▶ WHAT IS REQUIRED: Every record must be transcribed in its entirety, apart from the images, which are to be omitted.

▶ Extracted records:
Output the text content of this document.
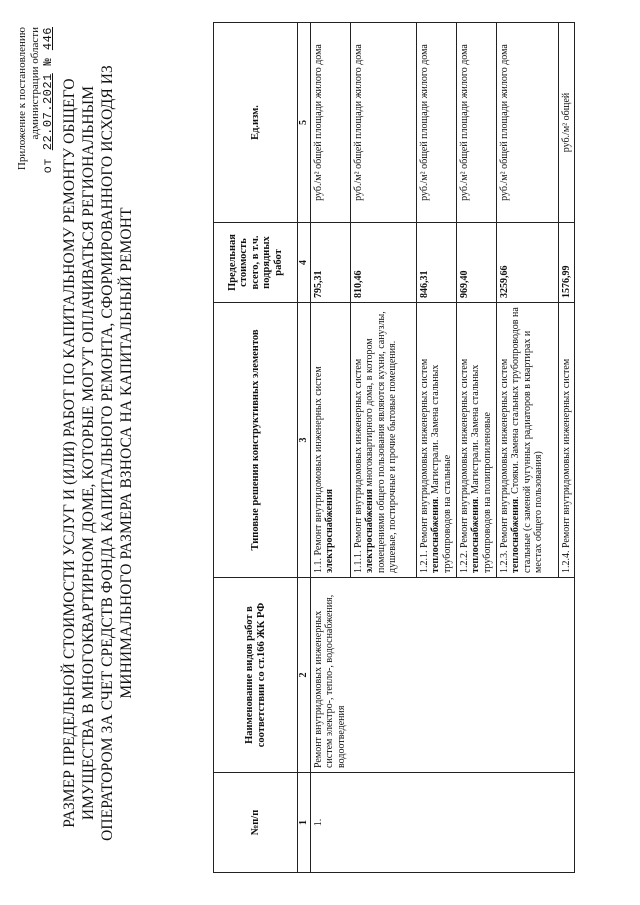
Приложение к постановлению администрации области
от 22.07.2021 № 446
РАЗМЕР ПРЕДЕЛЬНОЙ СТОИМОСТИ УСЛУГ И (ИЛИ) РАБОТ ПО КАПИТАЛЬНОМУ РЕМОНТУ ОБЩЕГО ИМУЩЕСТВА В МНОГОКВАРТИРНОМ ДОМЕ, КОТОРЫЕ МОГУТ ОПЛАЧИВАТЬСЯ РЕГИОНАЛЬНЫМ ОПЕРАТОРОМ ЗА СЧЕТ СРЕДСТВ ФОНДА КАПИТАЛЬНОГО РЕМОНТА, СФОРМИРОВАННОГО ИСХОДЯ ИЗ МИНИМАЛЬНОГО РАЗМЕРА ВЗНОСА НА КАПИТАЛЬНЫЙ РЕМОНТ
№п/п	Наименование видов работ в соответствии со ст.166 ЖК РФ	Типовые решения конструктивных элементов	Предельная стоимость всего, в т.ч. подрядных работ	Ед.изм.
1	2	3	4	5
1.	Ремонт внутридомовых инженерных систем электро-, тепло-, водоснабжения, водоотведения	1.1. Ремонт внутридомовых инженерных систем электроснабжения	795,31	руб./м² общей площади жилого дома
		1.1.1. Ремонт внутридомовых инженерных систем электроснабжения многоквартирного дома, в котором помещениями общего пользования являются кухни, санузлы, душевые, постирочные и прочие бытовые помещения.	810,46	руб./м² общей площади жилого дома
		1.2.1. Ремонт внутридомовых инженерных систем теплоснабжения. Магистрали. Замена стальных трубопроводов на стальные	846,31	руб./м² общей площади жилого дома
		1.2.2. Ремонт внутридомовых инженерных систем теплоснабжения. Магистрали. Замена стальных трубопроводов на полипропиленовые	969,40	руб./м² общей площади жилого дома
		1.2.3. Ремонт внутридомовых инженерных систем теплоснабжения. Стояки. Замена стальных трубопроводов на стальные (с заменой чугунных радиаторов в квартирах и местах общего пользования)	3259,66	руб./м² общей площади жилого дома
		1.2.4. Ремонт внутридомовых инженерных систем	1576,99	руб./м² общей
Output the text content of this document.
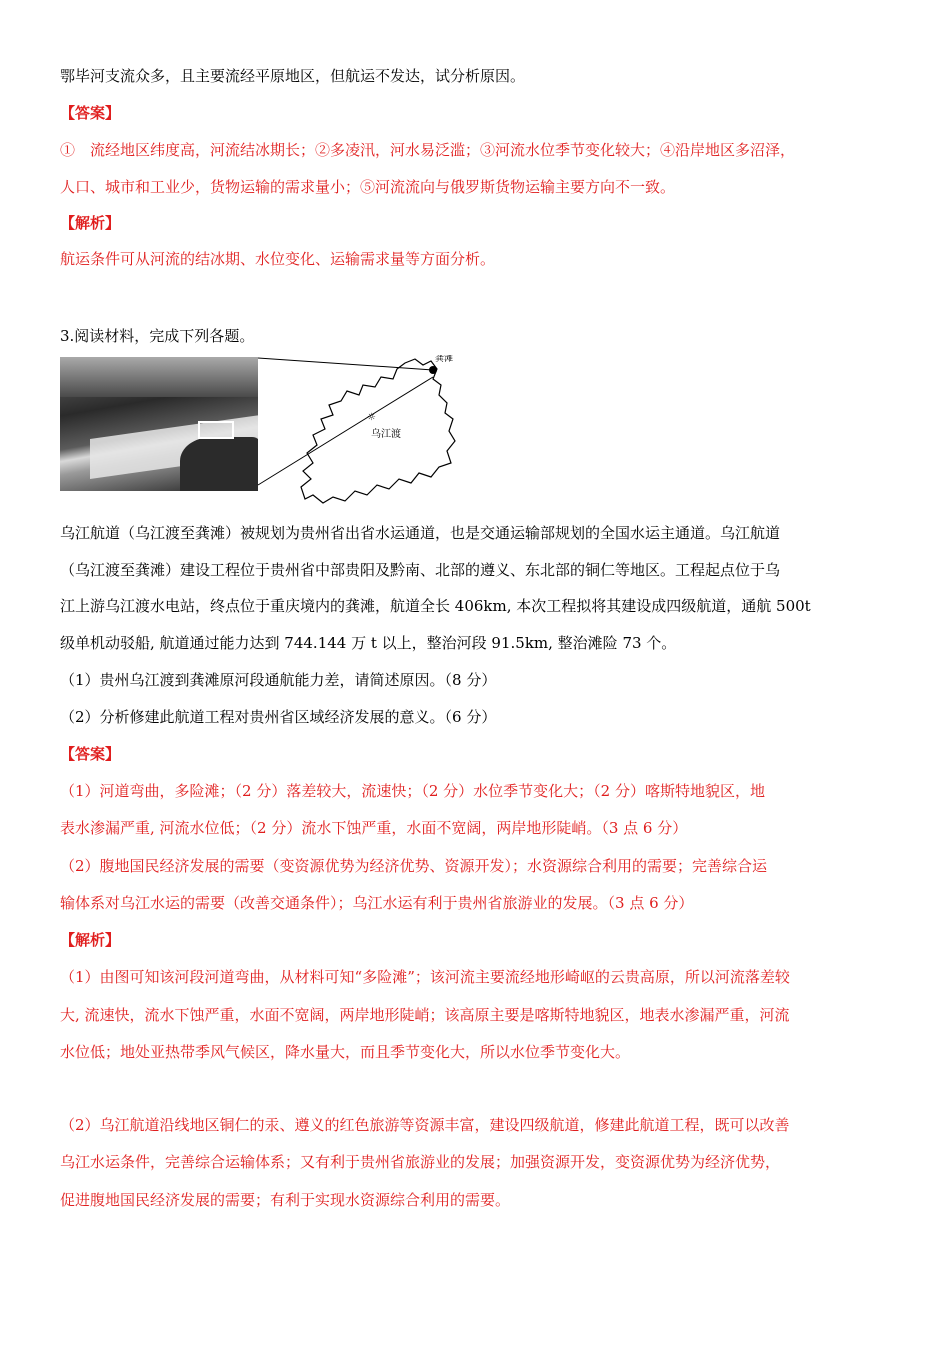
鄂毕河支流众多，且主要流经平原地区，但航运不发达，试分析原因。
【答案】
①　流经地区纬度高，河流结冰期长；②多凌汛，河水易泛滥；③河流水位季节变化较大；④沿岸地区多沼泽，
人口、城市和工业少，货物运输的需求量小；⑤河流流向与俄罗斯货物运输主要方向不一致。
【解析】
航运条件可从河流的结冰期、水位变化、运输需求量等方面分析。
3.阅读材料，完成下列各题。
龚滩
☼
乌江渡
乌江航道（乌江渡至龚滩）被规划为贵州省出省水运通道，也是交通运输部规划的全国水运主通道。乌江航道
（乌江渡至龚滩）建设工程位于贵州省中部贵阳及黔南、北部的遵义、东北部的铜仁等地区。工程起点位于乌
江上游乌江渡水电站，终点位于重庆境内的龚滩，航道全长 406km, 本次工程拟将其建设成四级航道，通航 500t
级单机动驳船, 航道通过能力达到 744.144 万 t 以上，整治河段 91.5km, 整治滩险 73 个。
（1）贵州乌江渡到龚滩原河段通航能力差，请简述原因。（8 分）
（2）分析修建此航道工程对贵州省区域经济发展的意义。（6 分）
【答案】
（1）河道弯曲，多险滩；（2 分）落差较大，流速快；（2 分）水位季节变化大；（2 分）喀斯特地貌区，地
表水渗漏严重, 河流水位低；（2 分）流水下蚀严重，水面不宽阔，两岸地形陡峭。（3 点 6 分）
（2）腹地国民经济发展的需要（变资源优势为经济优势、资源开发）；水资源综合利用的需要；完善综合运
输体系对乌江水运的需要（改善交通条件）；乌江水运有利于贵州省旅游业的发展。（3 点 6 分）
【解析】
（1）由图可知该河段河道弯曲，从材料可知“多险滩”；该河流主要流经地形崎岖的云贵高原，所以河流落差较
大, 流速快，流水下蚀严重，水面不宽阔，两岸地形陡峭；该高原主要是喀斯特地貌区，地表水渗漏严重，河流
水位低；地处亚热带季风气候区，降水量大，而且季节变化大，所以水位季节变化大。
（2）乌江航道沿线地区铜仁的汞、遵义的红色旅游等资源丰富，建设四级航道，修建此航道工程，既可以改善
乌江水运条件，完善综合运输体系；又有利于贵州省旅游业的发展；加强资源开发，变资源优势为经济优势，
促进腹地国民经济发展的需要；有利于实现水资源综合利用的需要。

▶ EXERCISE RESPONSE:
Output the text content of this document.
Приложение к постановлению администрации области
от 22.07.2021 № 446
РАЗМЕР ПРЕДЕЛЬНОЙ СТОИМОСТИ УСЛУГ И (ИЛИ) РАБОТ ПО КАПИТАЛЬНОМУ РЕМОНТУ ОБЩЕГО ИМУЩЕСТВА В МНОГОКВАРТИРНОМ ДОМЕ, КОТОРЫЕ МОГУТ ОПЛАЧИВАТЬСЯ РЕГИОНАЛЬНЫМ ОПЕРАТОРОМ ЗА СЧЕТ СРЕДСТВ ФОНДА КАПИТАЛЬНОГО РЕМОНТА, СФОРМИРОВАННОГО ИСХОДЯ ИЗ МИНИМАЛЬНОГО РАЗМЕРА ВЗНОСА НА КАПИТАЛЬНЫЙ РЕМОНТ
№п/п	Наименование видов работ в соответствии со ст.166 ЖК РФ	Типовые решения конструктивных элементов	Предельная стоимость всего, в т.ч. подрядных работ	Ед.изм.
1	2	3	4	5
1.	Ремонт внутридомовых инженерных систем электро-, тепло-, водоснабжения, водоотведения	1.1. Ремонт внутридомовых инженерных систем электроснабжения	795,31	руб./м² общей площади жилого дома
		1.1.1. Ремонт внутридомовых инженерных систем электроснабжения многоквартирного дома, в котором помещениями общего пользования являются кухни, санузлы, душевые, постирочные и прочие бытовые помещения.	810,46	руб./м² общей площади жилого дома
		1.2.1. Ремонт внутридомовых инженерных систем теплоснабжения. Магистрали. Замена стальных трубопроводов на стальные	846,31	руб./м² общей площади жилого дома
		1.2.2. Ремонт внутридомовых инженерных систем теплоснабжения. Магистрали. Замена стальных трубопроводов на полипропиленовые	969,40	руб./м² общей площади жилого дома
		1.2.3. Ремонт внутридомовых инженерных систем теплоснабжения. Стояки. Замена стальных трубопроводов на стальные (с заменой чугунных радиаторов в квартирах и местах общего пользования)	3259,66	руб./м² общей площади жилого дома
		1.2.4. Ремонт внутридомовых инженерных систем	1576,99	руб./м² общей
Output the text content of this document.
鄂毕河支流众多，且主要流经平原地区，但航运不发达，试分析原因。
【答案】
①　流经地区纬度高，河流结冰期长；②多凌汛，河水易泛滥；③河流水位季节变化较大；④沿岸地区多沼泽，
人口、城市和工业少，货物运输的需求量小；⑤河流流向与俄罗斯货物运输主要方向不一致。
【解析】
航运条件可从河流的结冰期、水位变化、运输需求量等方面分析。
3.阅读材料，完成下列各题。
龚滩
☼
乌江渡
乌江航道（乌江渡至龚滩）被规划为贵州省出省水运通道，也是交通运输部规划的全国水运主通道。乌江航道
（乌江渡至龚滩）建设工程位于贵州省中部贵阳及黔南、北部的遵义、东北部的铜仁等地区。工程起点位于乌
江上游乌江渡水电站，终点位于重庆境内的龚滩，航道全长 406km, 本次工程拟将其建设成四级航道，通航 500t
级单机动驳船, 航道通过能力达到 744.144 万 t 以上，整治河段 91.5km, 整治滩险 73 个。
（1）贵州乌江渡到龚滩原河段通航能力差，请简述原因。（8 分）
（2）分析修建此航道工程对贵州省区域经济发展的意义。（6 分）
【答案】
（1）河道弯曲，多险滩；（2 分）落差较大，流速快；（2 分）水位季节变化大；（2 分）喀斯特地貌区，地
表水渗漏严重, 河流水位低；（2 分）流水下蚀严重，水面不宽阔，两岸地形陡峭。（3 点 6 分）
（2）腹地国民经济发展的需要（变资源优势为经济优势、资源开发）；水资源综合利用的需要；完善综合运
输体系对乌江水运的需要（改善交通条件）；乌江水运有利于贵州省旅游业的发展。（3 点 6 分）
【解析】
（1）由图可知该河段河道弯曲，从材料可知“多险滩”；该河流主要流经地形崎岖的云贵高原，所以河流落差较
大, 流速快，流水下蚀严重，水面不宽阔，两岸地形陡峭；该高原主要是喀斯特地貌区，地表水渗漏严重，河流
水位低；地处亚热带季风气候区，降水量大，而且季节变化大，所以水位季节变化大。
（2）乌江航道沿线地区铜仁的汞、遵义的红色旅游等资源丰富，建设四级航道，修建此航道工程，既可以改善
乌江水运条件，完善综合运输体系；又有利于贵州省旅游业的发展；加强资源开发，变资源优势为经济优势，
促进腹地国民经济发展的需要；有利于实现水资源综合利用的需要。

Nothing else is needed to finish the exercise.